** start RECORDS SUPPLIED **
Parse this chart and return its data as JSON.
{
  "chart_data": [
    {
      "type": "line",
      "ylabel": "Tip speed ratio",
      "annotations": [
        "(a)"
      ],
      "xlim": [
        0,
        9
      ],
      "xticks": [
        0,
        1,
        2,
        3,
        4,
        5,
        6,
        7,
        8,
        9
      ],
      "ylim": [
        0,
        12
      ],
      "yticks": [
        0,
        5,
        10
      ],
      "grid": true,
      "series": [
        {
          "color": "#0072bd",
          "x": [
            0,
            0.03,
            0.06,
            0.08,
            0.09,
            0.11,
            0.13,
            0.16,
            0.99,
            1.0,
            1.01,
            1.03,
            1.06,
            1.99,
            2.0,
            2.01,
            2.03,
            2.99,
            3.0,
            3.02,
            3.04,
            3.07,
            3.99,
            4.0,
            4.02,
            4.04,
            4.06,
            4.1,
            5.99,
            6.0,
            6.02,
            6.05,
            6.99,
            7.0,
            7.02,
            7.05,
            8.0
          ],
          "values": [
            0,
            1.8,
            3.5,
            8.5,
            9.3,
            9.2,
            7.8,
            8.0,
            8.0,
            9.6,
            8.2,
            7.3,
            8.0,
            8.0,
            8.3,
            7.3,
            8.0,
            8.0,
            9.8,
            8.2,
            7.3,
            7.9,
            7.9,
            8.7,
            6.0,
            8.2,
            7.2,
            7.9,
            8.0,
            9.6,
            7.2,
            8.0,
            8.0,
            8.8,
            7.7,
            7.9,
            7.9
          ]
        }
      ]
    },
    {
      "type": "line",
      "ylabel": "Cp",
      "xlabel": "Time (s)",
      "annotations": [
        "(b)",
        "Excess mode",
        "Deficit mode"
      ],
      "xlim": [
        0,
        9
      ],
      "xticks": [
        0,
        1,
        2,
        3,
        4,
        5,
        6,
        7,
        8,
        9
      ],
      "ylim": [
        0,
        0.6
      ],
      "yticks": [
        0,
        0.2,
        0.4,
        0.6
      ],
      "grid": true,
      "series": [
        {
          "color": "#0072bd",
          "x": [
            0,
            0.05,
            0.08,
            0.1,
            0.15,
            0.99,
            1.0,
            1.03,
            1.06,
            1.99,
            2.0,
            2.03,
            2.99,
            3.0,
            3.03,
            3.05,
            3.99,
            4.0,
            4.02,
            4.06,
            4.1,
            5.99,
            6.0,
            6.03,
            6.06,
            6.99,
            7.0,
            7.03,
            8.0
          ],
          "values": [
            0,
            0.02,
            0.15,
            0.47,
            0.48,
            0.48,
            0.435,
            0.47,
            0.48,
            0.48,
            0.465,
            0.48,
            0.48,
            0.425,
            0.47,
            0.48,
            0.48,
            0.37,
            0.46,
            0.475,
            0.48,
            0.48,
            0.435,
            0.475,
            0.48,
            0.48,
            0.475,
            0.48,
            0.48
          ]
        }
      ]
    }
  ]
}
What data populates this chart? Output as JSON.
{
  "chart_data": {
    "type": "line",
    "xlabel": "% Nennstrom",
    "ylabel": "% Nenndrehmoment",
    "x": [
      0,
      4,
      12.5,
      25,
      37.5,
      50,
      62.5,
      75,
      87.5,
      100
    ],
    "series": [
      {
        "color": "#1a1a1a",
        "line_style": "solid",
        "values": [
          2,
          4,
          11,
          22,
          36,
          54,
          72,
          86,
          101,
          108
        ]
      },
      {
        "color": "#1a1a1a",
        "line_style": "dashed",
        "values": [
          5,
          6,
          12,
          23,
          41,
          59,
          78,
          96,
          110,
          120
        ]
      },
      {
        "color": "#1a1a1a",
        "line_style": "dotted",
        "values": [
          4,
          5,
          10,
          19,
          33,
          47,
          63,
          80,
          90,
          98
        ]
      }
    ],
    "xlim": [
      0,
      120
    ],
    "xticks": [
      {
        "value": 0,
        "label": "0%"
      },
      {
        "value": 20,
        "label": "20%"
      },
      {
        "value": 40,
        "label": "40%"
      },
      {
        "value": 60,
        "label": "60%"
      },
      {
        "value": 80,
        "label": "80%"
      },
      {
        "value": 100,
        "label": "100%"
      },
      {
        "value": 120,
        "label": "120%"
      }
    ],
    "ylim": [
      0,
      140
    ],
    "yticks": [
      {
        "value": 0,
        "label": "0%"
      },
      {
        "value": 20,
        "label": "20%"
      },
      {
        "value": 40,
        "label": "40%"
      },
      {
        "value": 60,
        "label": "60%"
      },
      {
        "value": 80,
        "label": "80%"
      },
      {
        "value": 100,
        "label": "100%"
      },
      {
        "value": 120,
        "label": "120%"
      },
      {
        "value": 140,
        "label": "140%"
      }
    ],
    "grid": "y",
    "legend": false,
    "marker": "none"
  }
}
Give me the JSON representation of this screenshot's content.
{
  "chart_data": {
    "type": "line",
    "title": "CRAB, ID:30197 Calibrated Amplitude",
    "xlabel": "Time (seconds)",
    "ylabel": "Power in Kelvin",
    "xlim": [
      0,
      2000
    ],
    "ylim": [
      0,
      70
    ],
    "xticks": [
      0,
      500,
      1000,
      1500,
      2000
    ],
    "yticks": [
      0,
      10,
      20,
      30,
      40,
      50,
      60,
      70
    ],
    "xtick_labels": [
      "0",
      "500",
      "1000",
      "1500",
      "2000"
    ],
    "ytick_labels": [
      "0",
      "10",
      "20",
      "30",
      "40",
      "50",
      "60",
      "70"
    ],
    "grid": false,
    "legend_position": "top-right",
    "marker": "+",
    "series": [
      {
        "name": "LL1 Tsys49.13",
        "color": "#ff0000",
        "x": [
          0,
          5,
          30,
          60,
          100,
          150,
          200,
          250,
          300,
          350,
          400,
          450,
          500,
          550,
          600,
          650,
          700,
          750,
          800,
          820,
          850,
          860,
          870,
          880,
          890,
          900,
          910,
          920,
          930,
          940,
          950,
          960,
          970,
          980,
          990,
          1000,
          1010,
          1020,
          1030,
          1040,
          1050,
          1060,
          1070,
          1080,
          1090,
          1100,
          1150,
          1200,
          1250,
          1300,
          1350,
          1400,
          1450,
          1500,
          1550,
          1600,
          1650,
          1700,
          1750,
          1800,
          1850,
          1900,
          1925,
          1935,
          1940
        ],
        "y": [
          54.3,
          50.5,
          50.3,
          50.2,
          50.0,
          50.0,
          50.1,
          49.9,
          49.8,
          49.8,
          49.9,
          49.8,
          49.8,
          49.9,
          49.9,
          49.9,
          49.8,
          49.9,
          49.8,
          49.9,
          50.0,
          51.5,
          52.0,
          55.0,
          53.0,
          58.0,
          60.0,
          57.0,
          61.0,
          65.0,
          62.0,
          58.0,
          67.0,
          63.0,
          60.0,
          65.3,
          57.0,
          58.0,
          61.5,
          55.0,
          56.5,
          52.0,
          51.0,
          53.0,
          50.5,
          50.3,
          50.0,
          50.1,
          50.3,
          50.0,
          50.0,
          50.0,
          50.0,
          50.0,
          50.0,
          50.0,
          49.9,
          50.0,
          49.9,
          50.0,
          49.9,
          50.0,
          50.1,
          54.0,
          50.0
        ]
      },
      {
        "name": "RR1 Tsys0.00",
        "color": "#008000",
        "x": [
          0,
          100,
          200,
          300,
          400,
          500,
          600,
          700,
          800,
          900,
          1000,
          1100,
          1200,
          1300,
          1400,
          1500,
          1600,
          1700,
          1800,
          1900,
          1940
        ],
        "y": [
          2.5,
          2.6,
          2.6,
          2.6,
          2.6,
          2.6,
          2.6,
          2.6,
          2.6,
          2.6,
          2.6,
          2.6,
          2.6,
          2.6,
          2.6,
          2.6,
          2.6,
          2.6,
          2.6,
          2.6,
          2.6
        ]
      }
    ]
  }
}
** end RECORDS SUPPLIED **
TO DO: Copy every line in the records above that contains the word "ylabel".

TASK RESPONSE:
      "ylabel": "Tip speed ratio",
      "ylabel": "Cp",
    "ylabel": "% Nenndrehmoment",
    "ylabel": "Power in Kelvin",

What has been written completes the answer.